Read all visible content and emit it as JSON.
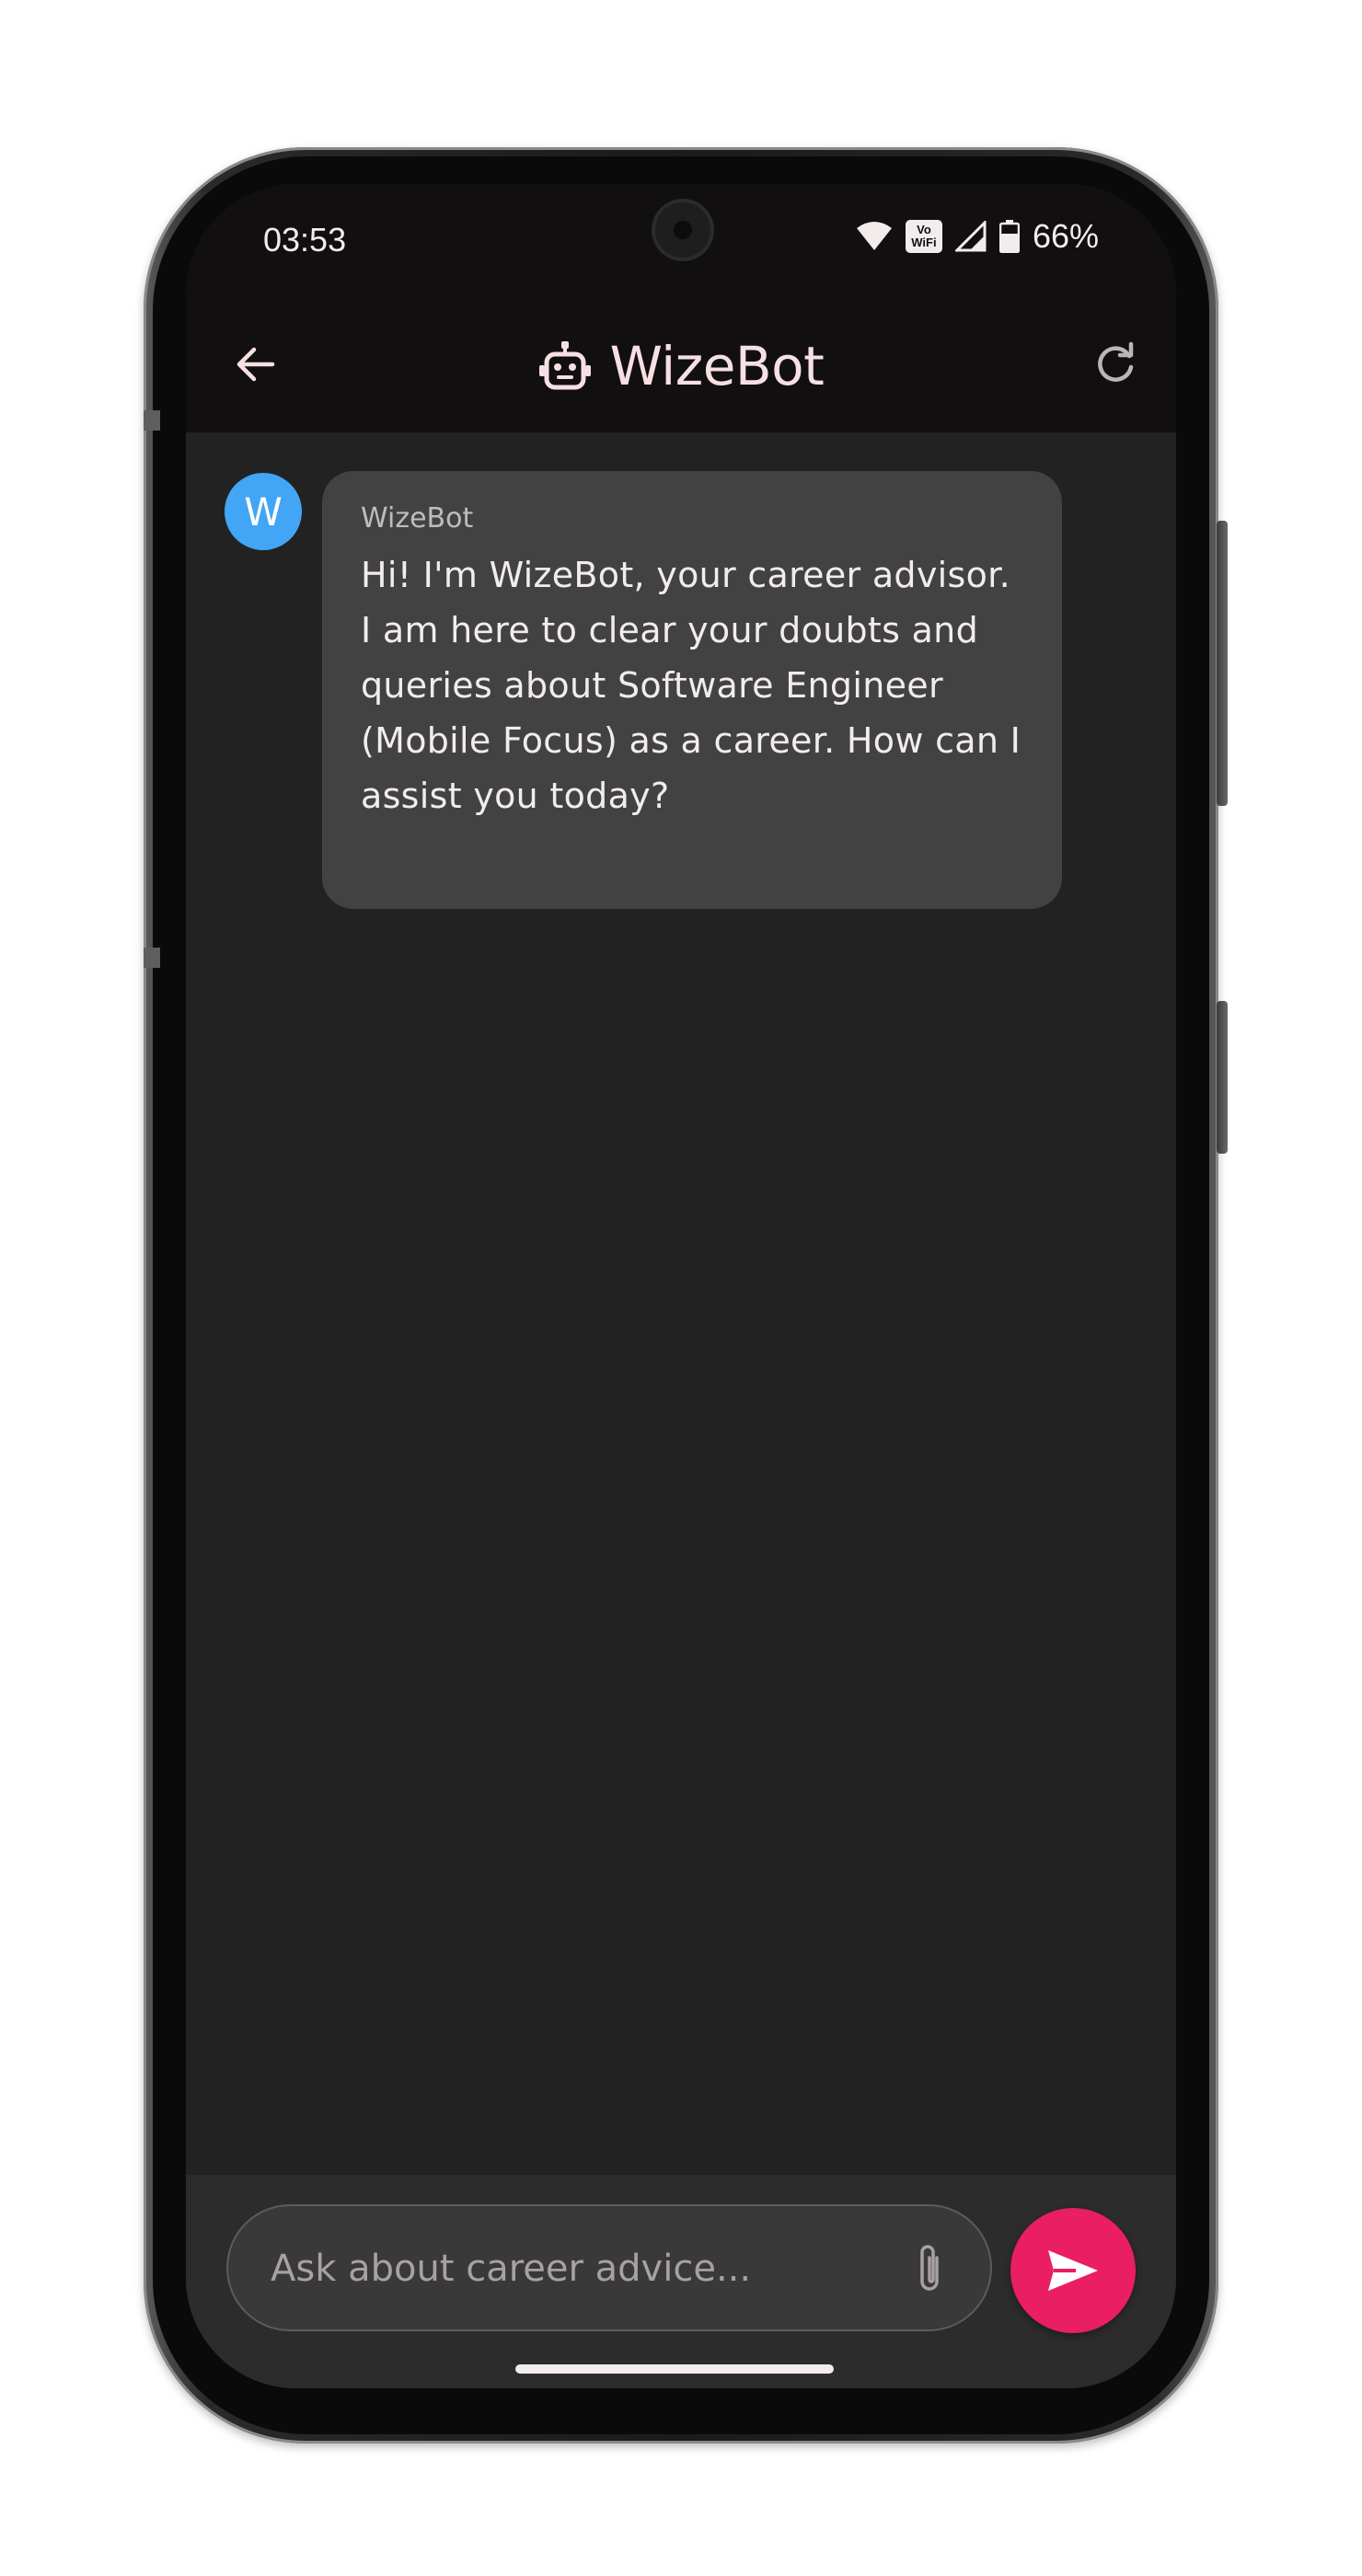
{
  "status_bar": {
    "time": "03:53",
    "battery": "66%",
    "vowifi_top": "Vo",
    "vowifi_bottom": "WiFi",
    "icons": [
      "wifi-icon",
      "vowifi-icon",
      "signal-icon",
      "battery-icon"
    ]
  },
  "app_bar": {
    "title": "WizeBot",
    "back_icon": "arrow-left-icon",
    "title_icon": "robot-icon",
    "refresh_icon": "refresh-icon"
  },
  "messages": [
    {
      "avatar_letter": "W",
      "sender": "WizeBot",
      "text": "Hi! I'm WizeBot, your career advisor. I am here to clear your doubts and queries about Software Engineer (Mobile Focus) as a career. How can I assist you today?"
    }
  ],
  "composer": {
    "placeholder": "Ask about career advice...",
    "attach_icon": "paperclip-icon",
    "send_icon": "send-icon"
  },
  "colors": {
    "app_bar_bg": "#120f10",
    "chat_bg": "#222222",
    "bubble_bg": "#424242",
    "avatar_bg": "#42a5f5",
    "send_button": "#e91e63",
    "title_text": "#f6e0e4"
  }
}
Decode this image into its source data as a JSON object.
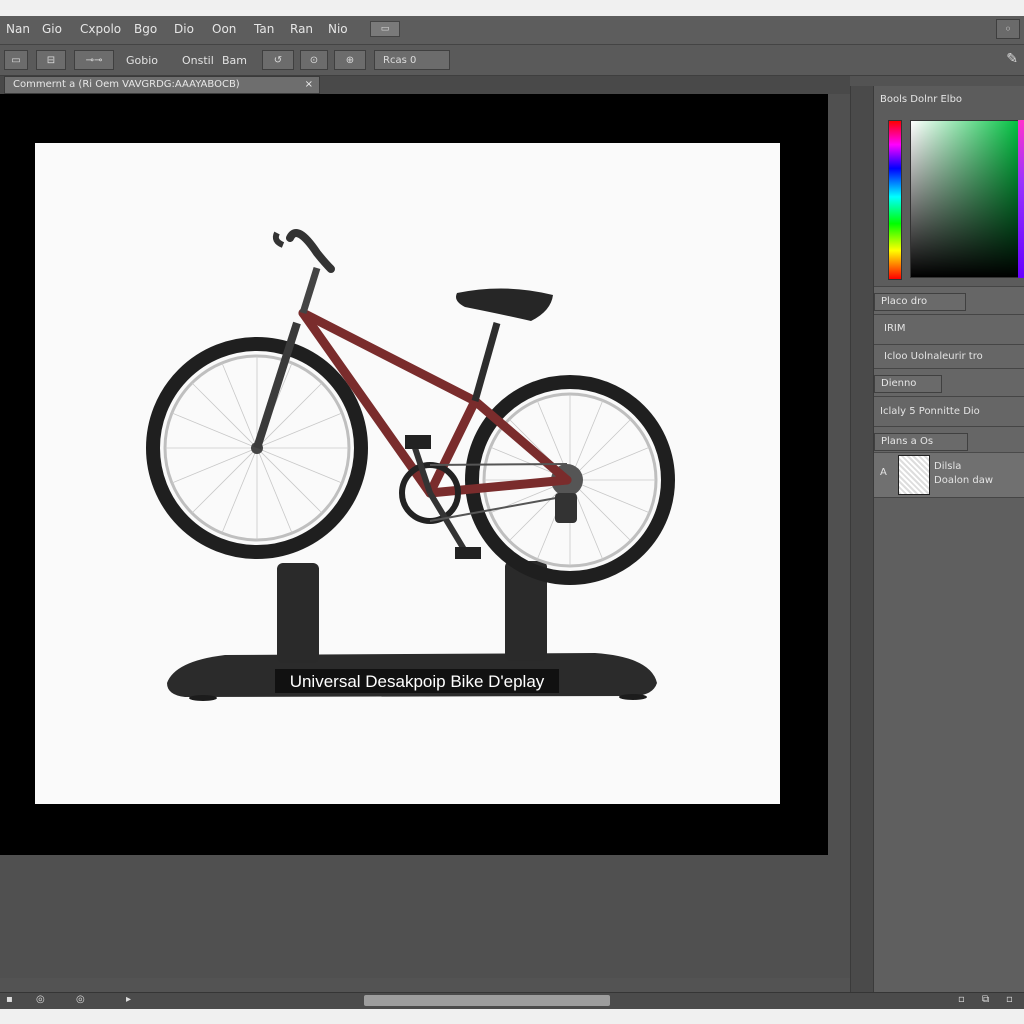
{
  "menu": {
    "items": [
      "Nan",
      "Gio",
      "Cxpolo",
      "Bgo",
      "Dio",
      "Oon",
      "Tan",
      "Ran",
      "Nio"
    ],
    "badge": "▭",
    "window_button": "◦"
  },
  "options": {
    "buttons": [
      "▭",
      "⊟",
      "⊸⊸",
      "Gobio",
      "Onstil",
      "Bam",
      "↺",
      "⊙",
      "⊕"
    ],
    "size_field": "Rcas 0"
  },
  "document": {
    "tab_title": "Commernt a (Ri Oem VAVGRDG:AAAYABOCB)",
    "close": "×",
    "product_label": "Universal Desakpoip Bike D'eplay"
  },
  "panels": {
    "color_title": "Bools Dolnr Elbo",
    "styles_tab": "Placo dro",
    "tab_row_label": "IRIM",
    "row_text": "Icloo  Uolnaleurir tro",
    "adjust_tab": "Dienno",
    "adjust_row": "Iclaly  5  Ponnitte  Dio",
    "layers_tab": "Plans a Os",
    "layer_name": "Dilsla",
    "layer_sub": "Doalon daw",
    "layer_lock": "A"
  },
  "colors": {
    "frame_red": "#7a2c2c",
    "stand": "#2b2b2b"
  }
}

_To do_
Copy each line of the listing that includes "career".

_Exercise answer_
      "text": "Hi! I'm WizeBot, your career advisor. I am here to clear your doubts and queries about Software Engineer (Mobile Focus) as a career. How can I assist you today?"
    "placeholder": "Ask about career advice...",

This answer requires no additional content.